++++ INFORMATION SHOWN ++++

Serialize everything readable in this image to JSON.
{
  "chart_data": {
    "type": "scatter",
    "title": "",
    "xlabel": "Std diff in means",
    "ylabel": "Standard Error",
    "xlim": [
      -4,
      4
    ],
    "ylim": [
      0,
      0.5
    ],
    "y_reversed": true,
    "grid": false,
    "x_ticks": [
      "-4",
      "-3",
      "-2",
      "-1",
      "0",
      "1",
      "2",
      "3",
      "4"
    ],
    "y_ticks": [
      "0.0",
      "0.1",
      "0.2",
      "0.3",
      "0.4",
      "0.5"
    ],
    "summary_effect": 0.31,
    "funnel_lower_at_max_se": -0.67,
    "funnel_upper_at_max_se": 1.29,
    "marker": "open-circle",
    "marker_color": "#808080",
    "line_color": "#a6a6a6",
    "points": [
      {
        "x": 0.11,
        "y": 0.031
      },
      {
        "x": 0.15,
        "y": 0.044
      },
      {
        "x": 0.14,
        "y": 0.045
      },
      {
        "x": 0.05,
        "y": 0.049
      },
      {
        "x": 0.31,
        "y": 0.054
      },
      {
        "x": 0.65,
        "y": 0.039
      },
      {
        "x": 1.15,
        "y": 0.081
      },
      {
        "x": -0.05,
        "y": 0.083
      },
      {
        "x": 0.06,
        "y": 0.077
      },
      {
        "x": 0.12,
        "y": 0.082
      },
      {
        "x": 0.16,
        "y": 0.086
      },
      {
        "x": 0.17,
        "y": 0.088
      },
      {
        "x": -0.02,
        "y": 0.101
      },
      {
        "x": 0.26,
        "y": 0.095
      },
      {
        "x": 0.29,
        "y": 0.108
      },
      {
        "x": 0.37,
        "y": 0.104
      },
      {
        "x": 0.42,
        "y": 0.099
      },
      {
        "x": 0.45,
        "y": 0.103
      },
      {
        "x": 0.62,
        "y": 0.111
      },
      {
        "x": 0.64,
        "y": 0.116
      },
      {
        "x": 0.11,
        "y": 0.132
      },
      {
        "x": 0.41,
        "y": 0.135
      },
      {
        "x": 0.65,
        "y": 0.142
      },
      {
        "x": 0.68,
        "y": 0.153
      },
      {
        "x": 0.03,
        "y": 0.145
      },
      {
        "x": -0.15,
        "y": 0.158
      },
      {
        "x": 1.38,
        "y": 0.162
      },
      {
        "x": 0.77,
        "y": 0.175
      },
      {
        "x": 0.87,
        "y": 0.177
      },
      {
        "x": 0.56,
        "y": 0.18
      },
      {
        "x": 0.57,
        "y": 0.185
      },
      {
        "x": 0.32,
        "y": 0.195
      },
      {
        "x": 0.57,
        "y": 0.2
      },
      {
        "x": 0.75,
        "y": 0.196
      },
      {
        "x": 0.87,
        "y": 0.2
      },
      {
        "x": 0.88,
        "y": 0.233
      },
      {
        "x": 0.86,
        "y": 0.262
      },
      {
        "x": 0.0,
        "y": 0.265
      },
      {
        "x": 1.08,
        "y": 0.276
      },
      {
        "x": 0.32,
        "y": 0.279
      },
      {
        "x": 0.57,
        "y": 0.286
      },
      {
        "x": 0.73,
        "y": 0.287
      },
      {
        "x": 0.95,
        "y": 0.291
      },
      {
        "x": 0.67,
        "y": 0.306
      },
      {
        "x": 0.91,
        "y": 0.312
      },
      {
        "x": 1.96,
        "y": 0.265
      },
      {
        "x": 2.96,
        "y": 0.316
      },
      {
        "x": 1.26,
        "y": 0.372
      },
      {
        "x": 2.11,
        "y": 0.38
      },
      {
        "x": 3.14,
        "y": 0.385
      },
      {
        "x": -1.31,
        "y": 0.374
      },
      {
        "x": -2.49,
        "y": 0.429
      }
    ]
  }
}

++++

● WHAT IS BEING ASKED
Using the listing above, retype each line exactly.

● FINAL ANSWER
Serialize everything readable in this image to JSON.
{
  "chart_data": {
    "type": "scatter",
    "title": "",
    "xlabel": "Std diff in means",
    "ylabel": "Standard Error",
    "xlim": [
      -4,
      4
    ],
    "ylim": [
      0,
      0.5
    ],
    "y_reversed": true,
    "grid": false,
    "x_ticks": [
      "-4",
      "-3",
      "-2",
      "-1",
      "0",
      "1",
      "2",
      "3",
      "4"
    ],
    "y_ticks": [
      "0.0",
      "0.1",
      "0.2",
      "0.3",
      "0.4",
      "0.5"
    ],
    "summary_effect": 0.31,
    "funnel_lower_at_max_se": -0.67,
    "funnel_upper_at_max_se": 1.29,
    "marker": "open-circle",
    "marker_color": "#808080",
    "line_color": "#a6a6a6",
    "points": [
      {
        "x": 0.11,
        "y": 0.031
      },
      {
        "x": 0.15,
        "y": 0.044
      },
      {
        "x": 0.14,
        "y": 0.045
      },
      {
        "x": 0.05,
        "y": 0.049
      },
      {
        "x": 0.31,
        "y": 0.054
      },
      {
        "x": 0.65,
        "y": 0.039
      },
      {
        "x": 1.15,
        "y": 0.081
      },
      {
        "x": -0.05,
        "y": 0.083
      },
      {
        "x": 0.06,
        "y": 0.077
      },
      {
        "x": 0.12,
        "y": 0.082
      },
      {
        "x": 0.16,
        "y": 0.086
      },
      {
        "x": 0.17,
        "y": 0.088
      },
      {
        "x": -0.02,
        "y": 0.101
      },
      {
        "x": 0.26,
        "y": 0.095
      },
      {
        "x": 0.29,
        "y": 0.108
      },
      {
        "x": 0.37,
        "y": 0.104
      },
      {
        "x": 0.42,
        "y": 0.099
      },
      {
        "x": 0.45,
        "y": 0.103
      },
      {
        "x": 0.62,
        "y": 0.111
      },
      {
        "x": 0.64,
        "y": 0.116
      },
      {
        "x": 0.11,
        "y": 0.132
      },
      {
        "x": 0.41,
        "y": 0.135
      },
      {
        "x": 0.65,
        "y": 0.142
      },
      {
        "x": 0.68,
        "y": 0.153
      },
      {
        "x": 0.03,
        "y": 0.145
      },
      {
        "x": -0.15,
        "y": 0.158
      },
      {
        "x": 1.38,
        "y": 0.162
      },
      {
        "x": 0.77,
        "y": 0.175
      },
      {
        "x": 0.87,
        "y": 0.177
      },
      {
        "x": 0.56,
        "y": 0.18
      },
      {
        "x": 0.57,
        "y": 0.185
      },
      {
        "x": 0.32,
        "y": 0.195
      },
      {
        "x": 0.57,
        "y": 0.2
      },
      {
        "x": 0.75,
        "y": 0.196
      },
      {
        "x": 0.87,
        "y": 0.2
      },
      {
        "x": 0.88,
        "y": 0.233
      },
      {
        "x": 0.86,
        "y": 0.262
      },
      {
        "x": 0.0,
        "y": 0.265
      },
      {
        "x": 1.08,
        "y": 0.276
      },
      {
        "x": 0.32,
        "y": 0.279
      },
      {
        "x": 0.57,
        "y": 0.286
      },
      {
        "x": 0.73,
        "y": 0.287
      },
      {
        "x": 0.95,
        "y": 0.291
      },
      {
        "x": 0.67,
        "y": 0.306
      },
      {
        "x": 0.91,
        "y": 0.312
      },
      {
        "x": 1.96,
        "y": 0.265
      },
      {
        "x": 2.96,
        "y": 0.316
      },
      {
        "x": 1.26,
        "y": 0.372
      },
      {
        "x": 2.11,
        "y": 0.38
      },
      {
        "x": 3.14,
        "y": 0.385
      },
      {
        "x": -1.31,
        "y": 0.374
      },
      {
        "x": -2.49,
        "y": 0.429
      }
    ]
  }
}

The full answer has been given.